Raw records:
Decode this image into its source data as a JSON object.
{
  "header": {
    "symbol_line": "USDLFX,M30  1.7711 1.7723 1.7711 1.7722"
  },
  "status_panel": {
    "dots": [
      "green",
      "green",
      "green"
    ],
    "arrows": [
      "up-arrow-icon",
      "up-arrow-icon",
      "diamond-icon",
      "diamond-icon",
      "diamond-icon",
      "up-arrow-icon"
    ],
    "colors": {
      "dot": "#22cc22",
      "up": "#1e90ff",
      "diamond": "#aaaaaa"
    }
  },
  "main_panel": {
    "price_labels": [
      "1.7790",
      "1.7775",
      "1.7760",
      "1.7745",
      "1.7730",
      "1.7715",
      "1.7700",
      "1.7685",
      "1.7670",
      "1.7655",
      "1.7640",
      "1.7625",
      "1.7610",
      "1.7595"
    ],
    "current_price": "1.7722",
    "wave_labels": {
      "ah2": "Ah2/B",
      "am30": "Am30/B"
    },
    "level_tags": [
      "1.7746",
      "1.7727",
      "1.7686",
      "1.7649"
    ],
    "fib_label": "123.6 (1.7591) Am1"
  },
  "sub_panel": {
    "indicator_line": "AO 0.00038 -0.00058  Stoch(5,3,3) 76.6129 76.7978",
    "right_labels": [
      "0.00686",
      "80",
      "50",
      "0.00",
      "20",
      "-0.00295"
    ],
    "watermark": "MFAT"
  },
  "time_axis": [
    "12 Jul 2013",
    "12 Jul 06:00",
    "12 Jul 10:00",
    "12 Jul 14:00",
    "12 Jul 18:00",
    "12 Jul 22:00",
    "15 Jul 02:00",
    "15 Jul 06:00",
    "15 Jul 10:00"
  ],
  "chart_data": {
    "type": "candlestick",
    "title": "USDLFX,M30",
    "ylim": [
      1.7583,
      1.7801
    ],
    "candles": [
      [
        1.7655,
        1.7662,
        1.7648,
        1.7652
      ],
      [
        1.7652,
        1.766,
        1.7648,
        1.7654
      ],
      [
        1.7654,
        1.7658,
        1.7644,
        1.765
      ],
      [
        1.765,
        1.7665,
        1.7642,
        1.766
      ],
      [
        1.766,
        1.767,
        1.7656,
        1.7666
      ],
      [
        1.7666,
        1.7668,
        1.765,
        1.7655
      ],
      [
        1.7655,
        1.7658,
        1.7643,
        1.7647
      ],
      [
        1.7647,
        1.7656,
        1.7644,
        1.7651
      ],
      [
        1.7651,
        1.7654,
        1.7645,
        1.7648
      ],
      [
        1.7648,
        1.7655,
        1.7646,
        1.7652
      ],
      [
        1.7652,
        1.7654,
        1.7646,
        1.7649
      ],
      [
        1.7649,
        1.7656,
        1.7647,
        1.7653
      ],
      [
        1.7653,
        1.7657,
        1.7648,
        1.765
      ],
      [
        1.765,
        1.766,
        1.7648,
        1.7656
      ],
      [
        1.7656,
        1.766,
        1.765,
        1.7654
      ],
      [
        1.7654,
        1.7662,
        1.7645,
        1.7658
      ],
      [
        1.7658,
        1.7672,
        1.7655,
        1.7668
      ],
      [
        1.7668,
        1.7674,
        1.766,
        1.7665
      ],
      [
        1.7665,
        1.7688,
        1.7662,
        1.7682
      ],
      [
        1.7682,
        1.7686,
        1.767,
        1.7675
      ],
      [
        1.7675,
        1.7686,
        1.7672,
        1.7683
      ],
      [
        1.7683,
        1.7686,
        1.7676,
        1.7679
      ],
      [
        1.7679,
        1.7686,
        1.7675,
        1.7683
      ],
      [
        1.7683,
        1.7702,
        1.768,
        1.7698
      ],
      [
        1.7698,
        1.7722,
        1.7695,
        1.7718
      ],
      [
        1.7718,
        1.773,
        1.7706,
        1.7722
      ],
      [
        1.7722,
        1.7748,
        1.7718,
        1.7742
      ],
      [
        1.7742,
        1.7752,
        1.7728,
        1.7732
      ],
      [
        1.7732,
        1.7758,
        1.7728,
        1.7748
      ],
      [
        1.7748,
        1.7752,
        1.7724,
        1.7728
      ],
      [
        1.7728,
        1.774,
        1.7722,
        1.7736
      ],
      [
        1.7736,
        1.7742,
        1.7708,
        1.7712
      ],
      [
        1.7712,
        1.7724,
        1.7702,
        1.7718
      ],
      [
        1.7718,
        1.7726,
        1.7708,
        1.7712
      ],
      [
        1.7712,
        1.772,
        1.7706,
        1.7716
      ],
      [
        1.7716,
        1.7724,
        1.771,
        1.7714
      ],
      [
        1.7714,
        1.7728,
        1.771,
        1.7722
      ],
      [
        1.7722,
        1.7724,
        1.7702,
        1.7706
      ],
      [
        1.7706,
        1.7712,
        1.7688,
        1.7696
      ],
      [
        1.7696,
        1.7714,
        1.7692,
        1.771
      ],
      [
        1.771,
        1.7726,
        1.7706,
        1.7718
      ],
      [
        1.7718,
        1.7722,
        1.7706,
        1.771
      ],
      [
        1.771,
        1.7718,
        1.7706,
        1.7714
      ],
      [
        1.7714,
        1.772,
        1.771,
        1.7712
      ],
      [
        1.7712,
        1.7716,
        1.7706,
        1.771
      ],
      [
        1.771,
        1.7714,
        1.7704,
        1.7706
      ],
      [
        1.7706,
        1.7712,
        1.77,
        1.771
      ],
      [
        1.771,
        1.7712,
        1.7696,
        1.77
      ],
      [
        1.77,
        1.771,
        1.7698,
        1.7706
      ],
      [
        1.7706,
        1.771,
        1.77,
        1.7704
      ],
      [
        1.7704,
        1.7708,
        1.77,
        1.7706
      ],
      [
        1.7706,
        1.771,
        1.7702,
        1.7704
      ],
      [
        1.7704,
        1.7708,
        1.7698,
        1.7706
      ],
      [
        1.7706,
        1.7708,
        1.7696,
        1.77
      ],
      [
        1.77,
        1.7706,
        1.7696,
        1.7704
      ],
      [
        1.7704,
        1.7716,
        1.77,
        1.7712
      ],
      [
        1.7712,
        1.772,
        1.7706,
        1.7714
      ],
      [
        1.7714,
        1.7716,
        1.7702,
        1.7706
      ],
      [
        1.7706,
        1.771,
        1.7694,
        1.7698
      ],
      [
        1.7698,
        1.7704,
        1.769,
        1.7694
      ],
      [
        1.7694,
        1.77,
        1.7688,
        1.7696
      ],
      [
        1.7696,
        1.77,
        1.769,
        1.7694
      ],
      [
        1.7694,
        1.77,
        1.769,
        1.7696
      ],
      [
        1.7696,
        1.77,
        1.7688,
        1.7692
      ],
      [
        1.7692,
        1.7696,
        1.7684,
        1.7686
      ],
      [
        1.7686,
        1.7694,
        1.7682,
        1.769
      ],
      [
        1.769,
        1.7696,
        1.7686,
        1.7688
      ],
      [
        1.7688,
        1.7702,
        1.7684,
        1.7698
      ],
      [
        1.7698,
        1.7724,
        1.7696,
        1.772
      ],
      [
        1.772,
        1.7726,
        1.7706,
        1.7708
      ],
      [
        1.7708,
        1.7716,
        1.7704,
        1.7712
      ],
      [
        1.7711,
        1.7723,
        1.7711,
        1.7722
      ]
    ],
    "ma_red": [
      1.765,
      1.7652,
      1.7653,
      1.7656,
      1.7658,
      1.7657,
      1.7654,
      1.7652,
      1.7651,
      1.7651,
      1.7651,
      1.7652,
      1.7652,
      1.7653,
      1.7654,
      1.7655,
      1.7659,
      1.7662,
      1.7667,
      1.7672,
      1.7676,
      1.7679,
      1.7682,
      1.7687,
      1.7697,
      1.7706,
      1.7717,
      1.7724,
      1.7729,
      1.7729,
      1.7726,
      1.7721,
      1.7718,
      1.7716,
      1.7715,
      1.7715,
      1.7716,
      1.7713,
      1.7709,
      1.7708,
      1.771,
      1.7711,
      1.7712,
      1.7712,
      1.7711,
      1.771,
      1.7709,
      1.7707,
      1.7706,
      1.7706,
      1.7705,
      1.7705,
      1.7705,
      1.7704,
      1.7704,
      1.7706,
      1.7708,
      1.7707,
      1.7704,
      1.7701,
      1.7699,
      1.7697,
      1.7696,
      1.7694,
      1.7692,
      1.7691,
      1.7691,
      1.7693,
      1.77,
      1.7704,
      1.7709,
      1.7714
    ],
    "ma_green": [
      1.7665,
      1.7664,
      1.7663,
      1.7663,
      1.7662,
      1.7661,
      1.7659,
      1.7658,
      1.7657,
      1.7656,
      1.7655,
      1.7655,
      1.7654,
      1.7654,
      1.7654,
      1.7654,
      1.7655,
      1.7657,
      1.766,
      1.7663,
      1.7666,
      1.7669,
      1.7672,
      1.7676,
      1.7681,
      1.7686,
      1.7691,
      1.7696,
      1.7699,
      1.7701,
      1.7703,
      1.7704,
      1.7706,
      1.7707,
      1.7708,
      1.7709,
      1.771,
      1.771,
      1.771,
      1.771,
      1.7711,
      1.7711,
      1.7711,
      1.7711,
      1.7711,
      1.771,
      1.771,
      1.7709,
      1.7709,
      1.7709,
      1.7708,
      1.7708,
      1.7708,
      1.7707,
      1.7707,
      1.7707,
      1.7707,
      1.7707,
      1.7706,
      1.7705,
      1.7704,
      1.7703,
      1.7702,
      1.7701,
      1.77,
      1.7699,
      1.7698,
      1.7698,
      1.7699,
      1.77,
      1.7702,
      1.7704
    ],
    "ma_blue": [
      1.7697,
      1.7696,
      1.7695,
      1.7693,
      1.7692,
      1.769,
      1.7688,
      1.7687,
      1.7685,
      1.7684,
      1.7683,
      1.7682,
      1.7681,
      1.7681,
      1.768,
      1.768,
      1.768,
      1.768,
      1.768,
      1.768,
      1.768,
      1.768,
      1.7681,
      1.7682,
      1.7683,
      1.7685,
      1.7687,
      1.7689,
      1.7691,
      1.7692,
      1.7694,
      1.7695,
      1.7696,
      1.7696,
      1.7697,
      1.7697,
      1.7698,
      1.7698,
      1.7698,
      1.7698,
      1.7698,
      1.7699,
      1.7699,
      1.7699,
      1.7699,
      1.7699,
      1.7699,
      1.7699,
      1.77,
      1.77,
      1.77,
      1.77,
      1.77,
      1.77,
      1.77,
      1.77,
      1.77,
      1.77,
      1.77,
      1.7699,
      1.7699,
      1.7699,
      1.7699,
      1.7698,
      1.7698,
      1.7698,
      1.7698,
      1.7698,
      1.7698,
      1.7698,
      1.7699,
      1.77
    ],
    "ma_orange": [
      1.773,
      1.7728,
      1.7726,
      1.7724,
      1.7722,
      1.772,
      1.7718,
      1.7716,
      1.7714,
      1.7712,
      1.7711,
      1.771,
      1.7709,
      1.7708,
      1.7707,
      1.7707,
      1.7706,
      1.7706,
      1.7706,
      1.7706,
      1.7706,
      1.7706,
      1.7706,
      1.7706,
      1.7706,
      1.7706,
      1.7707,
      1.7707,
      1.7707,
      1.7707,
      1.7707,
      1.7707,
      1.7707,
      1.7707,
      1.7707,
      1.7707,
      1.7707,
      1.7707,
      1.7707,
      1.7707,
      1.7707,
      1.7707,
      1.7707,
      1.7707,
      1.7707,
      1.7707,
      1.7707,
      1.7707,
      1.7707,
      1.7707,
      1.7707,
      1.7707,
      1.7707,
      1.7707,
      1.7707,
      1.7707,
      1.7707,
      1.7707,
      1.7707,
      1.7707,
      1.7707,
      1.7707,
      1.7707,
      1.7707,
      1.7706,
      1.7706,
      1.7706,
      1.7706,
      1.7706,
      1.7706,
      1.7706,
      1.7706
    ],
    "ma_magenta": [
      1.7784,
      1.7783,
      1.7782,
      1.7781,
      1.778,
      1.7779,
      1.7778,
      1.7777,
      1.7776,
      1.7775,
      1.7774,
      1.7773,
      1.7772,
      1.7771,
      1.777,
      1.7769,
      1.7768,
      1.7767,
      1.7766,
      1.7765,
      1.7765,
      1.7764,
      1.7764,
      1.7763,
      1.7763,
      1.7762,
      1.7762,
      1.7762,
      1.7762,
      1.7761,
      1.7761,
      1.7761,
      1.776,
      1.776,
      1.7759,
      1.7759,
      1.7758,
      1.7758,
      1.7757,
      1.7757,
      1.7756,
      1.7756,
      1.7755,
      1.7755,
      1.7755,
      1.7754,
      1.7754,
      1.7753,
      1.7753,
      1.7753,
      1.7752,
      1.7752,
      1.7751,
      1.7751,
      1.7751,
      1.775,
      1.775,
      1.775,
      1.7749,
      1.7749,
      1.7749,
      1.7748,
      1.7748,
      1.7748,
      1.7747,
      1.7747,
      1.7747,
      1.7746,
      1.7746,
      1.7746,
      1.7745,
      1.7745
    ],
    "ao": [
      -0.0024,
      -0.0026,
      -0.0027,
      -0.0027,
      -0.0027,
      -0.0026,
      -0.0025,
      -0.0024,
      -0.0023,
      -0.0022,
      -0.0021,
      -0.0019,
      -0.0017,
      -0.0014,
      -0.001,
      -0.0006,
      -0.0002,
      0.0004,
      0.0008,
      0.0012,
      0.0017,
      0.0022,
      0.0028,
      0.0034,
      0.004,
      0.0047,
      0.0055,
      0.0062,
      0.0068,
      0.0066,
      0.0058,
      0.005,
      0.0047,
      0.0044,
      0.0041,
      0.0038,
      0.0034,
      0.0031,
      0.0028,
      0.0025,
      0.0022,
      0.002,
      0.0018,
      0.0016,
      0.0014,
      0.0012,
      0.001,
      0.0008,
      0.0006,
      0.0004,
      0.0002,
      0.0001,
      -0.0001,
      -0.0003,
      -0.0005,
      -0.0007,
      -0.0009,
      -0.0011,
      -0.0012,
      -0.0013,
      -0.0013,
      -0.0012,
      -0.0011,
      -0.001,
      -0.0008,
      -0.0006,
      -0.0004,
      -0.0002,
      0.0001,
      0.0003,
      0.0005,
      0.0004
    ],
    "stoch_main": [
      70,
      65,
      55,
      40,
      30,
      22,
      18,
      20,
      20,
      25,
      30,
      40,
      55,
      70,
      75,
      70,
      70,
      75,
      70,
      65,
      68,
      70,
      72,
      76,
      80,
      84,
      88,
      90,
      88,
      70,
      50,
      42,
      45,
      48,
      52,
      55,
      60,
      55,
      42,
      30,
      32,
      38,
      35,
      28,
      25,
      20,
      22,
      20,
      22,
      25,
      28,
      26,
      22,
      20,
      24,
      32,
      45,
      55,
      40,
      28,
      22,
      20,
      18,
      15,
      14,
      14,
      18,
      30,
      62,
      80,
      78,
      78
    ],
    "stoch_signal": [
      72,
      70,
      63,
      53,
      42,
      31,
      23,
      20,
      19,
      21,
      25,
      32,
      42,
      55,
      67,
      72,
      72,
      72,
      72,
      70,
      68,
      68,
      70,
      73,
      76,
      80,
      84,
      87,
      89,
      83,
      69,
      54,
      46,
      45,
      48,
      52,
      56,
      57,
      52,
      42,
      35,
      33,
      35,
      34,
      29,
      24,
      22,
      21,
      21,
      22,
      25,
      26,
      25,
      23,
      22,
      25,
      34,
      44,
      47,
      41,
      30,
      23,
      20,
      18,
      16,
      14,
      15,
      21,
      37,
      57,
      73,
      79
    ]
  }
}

§ EXERCISE AIM
Scan the records above and report how many lines include the word "USDLFX", without any other text.

§ THE SOLUTION
2